### What you need to do
Read the listing below and copy out every line that holds "Transaksi".

### Data
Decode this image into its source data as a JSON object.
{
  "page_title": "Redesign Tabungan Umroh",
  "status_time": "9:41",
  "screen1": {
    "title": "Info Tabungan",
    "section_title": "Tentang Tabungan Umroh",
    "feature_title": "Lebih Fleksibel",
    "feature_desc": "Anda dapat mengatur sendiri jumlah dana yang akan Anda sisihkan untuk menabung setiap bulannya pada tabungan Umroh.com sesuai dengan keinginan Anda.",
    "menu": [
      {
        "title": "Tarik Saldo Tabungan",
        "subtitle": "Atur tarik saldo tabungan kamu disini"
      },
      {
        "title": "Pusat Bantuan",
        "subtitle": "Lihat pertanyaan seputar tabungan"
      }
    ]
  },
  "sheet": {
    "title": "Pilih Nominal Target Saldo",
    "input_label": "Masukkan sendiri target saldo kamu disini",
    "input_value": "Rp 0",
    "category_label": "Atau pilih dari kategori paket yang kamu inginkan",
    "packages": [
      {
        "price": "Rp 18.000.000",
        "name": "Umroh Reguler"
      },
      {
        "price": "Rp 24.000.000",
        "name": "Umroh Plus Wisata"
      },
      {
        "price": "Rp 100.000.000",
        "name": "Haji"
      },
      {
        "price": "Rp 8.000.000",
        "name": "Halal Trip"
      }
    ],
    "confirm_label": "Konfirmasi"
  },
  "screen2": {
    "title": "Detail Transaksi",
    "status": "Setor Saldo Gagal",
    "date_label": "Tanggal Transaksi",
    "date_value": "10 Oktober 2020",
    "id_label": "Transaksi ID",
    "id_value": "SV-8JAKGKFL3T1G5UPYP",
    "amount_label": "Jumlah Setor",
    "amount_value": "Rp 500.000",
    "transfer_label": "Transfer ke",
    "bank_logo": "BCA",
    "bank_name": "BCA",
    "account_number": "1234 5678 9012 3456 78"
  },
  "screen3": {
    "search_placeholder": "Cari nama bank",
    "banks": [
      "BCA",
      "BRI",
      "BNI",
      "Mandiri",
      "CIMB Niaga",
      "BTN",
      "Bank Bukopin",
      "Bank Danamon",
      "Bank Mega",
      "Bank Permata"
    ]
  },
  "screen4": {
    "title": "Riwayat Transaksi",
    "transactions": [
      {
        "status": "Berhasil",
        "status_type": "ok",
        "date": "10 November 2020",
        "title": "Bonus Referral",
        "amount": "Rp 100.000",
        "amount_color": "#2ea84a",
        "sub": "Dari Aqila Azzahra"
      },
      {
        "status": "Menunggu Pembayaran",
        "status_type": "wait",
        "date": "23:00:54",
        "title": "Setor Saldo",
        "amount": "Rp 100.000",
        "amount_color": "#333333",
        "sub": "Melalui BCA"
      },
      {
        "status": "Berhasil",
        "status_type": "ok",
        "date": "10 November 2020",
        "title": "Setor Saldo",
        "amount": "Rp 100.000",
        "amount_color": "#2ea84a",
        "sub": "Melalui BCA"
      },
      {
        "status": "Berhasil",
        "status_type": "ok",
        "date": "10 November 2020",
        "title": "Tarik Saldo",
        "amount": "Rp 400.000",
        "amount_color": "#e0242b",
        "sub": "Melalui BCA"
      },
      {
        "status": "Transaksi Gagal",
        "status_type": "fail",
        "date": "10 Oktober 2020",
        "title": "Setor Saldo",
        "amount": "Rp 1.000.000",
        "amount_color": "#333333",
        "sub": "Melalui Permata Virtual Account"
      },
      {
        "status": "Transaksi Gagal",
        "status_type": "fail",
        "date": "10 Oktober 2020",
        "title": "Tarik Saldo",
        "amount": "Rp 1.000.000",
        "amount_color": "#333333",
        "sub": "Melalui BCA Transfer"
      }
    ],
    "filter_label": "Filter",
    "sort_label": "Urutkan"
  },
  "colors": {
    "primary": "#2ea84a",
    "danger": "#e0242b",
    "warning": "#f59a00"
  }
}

### Solved problem
    "title": "Detail Transaksi",
    "date_label": "Tanggal Transaksi",
    "id_label": "Transaksi ID",
    "title": "Riwayat Transaksi",
        "status": "Transaksi Gagal",
        "status": "Transaksi Gagal",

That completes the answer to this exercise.